Copy the lines from the one containing "annotation-line-3: 在ztree官网中找到了方法 [308,252,482,270]" through the one containing "annotation-line-1: 项目中，想要实现如图效果 [308,167,489,185]", both included, with no changes.

Coordinate annotation records:
----
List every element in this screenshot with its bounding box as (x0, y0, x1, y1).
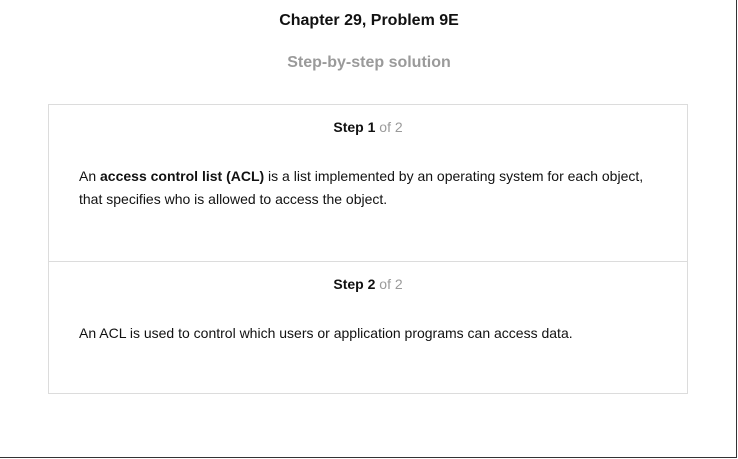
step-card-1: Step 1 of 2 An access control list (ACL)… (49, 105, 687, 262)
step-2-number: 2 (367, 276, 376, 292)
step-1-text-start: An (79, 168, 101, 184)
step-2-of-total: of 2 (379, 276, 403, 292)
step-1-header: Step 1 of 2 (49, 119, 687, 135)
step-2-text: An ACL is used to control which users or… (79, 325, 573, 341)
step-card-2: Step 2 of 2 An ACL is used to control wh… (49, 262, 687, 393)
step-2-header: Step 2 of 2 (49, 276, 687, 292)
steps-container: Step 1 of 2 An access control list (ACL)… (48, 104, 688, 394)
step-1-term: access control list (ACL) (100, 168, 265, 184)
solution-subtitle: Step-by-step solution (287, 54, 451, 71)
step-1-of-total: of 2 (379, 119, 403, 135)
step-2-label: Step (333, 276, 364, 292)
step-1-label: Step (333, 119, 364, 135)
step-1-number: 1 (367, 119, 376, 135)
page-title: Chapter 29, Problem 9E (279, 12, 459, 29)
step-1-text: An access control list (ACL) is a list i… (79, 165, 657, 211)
----
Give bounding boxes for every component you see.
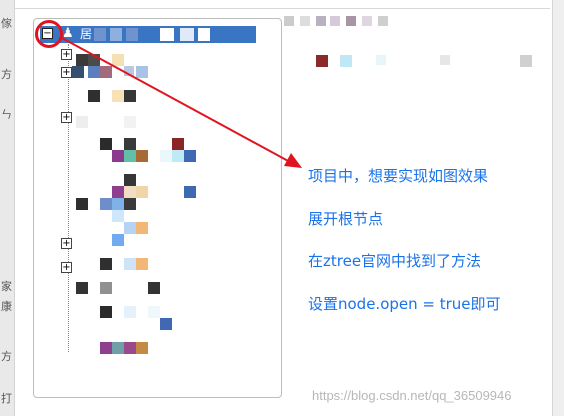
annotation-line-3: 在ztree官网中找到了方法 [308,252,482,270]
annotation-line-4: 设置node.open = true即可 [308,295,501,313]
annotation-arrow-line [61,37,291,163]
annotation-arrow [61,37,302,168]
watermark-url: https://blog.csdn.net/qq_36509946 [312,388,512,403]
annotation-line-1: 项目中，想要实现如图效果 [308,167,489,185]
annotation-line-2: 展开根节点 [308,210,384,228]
----
- ANSWER TO THIS PROBLEM
annotation-line-3: 在ztree官网中找到了方法 [308,252,482,270]
annotation-line-4: 设置node.open = true即可 [308,295,501,313]
annotation-arrow-line [61,37,291,163]
annotation-arrow [61,37,302,168]
watermark-url: https://blog.csdn.net/qq_36509946 [312,388,512,403]
annotation-line-1: 项目中，想要实现如图效果 [308,167,489,185]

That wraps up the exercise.